— Start of RECORDS FOR THIS EXERCISE —
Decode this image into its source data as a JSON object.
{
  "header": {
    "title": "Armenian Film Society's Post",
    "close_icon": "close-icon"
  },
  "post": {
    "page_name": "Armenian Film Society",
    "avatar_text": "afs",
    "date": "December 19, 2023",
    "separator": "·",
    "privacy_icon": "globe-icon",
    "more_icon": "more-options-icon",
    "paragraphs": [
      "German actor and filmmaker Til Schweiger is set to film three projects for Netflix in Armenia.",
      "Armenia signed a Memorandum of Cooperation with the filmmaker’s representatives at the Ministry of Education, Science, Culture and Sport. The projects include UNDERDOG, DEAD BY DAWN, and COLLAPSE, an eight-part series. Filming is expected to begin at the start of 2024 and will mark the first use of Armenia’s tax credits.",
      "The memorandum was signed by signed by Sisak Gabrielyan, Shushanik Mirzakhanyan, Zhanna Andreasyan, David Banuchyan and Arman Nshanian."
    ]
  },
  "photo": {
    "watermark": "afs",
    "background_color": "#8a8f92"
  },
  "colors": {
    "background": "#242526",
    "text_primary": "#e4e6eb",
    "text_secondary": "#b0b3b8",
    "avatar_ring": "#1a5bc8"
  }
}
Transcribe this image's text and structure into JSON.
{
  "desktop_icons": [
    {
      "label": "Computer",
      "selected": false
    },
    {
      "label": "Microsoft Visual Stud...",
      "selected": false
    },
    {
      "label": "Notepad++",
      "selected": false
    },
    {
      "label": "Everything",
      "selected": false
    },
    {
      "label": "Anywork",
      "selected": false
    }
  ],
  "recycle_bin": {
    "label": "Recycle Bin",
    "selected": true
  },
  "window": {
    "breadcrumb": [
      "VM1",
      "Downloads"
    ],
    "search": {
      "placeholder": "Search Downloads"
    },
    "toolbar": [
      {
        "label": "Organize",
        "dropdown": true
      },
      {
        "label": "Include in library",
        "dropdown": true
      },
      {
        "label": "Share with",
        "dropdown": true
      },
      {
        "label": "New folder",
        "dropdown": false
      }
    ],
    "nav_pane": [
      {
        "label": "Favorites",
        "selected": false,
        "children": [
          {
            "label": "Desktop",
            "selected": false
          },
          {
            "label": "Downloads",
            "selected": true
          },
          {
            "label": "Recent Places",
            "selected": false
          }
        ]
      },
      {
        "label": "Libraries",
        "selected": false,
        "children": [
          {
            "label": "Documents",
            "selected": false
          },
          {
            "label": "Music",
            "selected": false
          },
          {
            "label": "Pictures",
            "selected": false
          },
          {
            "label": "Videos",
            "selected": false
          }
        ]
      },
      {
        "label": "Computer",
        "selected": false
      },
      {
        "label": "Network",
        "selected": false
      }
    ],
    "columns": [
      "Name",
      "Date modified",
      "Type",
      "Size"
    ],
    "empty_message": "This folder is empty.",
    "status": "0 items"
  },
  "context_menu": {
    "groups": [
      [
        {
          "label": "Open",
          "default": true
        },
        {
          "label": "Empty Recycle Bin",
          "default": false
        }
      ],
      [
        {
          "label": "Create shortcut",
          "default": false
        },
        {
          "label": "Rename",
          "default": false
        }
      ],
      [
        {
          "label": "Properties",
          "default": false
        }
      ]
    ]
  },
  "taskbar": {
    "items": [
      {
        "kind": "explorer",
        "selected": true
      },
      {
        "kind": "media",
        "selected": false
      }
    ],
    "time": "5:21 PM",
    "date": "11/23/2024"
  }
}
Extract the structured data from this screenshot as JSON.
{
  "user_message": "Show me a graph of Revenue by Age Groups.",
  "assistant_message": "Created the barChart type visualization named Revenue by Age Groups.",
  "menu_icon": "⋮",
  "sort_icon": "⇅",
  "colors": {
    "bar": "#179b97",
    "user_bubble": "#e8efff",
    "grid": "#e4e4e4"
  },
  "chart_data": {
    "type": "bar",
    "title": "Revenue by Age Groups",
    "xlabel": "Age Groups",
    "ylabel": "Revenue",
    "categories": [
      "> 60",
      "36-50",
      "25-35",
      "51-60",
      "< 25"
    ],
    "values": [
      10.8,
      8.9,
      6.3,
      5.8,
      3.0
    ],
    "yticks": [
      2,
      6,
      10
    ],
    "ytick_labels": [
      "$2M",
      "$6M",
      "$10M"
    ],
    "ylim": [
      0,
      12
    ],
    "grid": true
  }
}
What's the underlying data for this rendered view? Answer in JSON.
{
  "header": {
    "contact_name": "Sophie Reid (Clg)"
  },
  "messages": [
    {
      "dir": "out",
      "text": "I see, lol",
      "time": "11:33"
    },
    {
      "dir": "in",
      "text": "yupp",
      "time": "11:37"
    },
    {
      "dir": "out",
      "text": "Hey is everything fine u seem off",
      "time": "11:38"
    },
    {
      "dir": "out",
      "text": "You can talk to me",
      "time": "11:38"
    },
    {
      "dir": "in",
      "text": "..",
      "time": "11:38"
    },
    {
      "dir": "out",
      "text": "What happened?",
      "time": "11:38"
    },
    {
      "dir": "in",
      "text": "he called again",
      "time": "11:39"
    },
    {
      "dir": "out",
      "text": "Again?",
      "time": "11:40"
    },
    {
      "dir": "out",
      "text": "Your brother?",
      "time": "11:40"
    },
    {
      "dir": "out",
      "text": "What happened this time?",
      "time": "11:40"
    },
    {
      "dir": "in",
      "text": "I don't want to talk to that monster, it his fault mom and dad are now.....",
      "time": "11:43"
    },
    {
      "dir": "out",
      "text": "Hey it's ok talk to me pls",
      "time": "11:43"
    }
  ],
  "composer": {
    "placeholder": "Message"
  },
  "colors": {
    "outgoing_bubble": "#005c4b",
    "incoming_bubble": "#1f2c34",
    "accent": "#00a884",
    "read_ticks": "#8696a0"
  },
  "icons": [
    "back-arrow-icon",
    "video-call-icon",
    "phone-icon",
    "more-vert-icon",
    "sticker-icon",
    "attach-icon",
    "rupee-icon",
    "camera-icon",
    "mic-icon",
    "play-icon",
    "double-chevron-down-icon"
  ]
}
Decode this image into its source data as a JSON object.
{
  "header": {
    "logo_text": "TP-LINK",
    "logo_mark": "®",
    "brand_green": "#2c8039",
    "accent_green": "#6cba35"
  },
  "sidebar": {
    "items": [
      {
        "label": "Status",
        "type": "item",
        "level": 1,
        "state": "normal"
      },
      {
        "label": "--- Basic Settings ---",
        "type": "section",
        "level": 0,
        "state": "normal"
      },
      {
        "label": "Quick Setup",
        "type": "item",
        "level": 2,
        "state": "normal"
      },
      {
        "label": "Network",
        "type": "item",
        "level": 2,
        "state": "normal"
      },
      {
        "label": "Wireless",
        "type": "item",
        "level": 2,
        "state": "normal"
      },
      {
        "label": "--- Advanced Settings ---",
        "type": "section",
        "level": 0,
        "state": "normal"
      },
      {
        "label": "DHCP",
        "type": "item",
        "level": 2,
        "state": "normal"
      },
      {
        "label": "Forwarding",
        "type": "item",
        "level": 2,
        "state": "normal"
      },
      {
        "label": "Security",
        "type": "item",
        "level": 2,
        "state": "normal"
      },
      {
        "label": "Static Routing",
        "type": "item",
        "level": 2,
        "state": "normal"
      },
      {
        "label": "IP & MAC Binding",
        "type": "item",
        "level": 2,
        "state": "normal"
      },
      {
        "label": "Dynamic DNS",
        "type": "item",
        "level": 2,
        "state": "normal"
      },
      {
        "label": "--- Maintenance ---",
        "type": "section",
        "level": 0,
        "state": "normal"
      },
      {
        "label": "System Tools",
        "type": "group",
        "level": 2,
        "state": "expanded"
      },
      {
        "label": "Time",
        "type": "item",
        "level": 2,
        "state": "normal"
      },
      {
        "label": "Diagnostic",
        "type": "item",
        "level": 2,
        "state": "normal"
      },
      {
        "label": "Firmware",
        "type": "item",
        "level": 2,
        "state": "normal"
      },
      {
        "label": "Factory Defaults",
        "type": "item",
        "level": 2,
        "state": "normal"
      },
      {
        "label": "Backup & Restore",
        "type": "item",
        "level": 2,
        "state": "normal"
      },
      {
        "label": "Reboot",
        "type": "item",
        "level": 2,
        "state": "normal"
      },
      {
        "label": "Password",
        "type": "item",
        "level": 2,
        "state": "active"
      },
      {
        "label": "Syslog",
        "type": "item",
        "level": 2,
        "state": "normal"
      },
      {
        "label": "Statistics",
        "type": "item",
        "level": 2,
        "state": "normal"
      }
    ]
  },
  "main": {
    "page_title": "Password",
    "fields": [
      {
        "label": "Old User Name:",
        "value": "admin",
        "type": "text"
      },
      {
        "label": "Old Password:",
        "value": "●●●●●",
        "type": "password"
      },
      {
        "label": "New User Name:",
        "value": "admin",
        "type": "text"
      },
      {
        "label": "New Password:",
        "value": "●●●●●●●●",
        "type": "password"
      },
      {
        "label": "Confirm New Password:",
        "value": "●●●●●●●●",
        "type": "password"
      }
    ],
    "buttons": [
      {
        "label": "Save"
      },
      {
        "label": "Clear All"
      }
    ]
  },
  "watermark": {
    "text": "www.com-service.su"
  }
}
— End of RECORDS FOR THIS EXERCISE —
| REQUIREMENTS |
Select and copy every line from the records that includes the word "projects".

| TASK OUTPUT |
      "German actor and filmmaker Til Schweiger is set to film three projects for Netflix in Armenia.",
      "Armenia signed a Memorandum of Cooperation with the filmmaker’s representatives at the Ministry of Education, Science, Culture and Sport. The projects include UNDERDOG, DEAD BY DAWN, and COLLAPSE, an eight-part series. Filming is expected to begin at the start of 2024 and will mark the first use of Armenia’s tax credits.",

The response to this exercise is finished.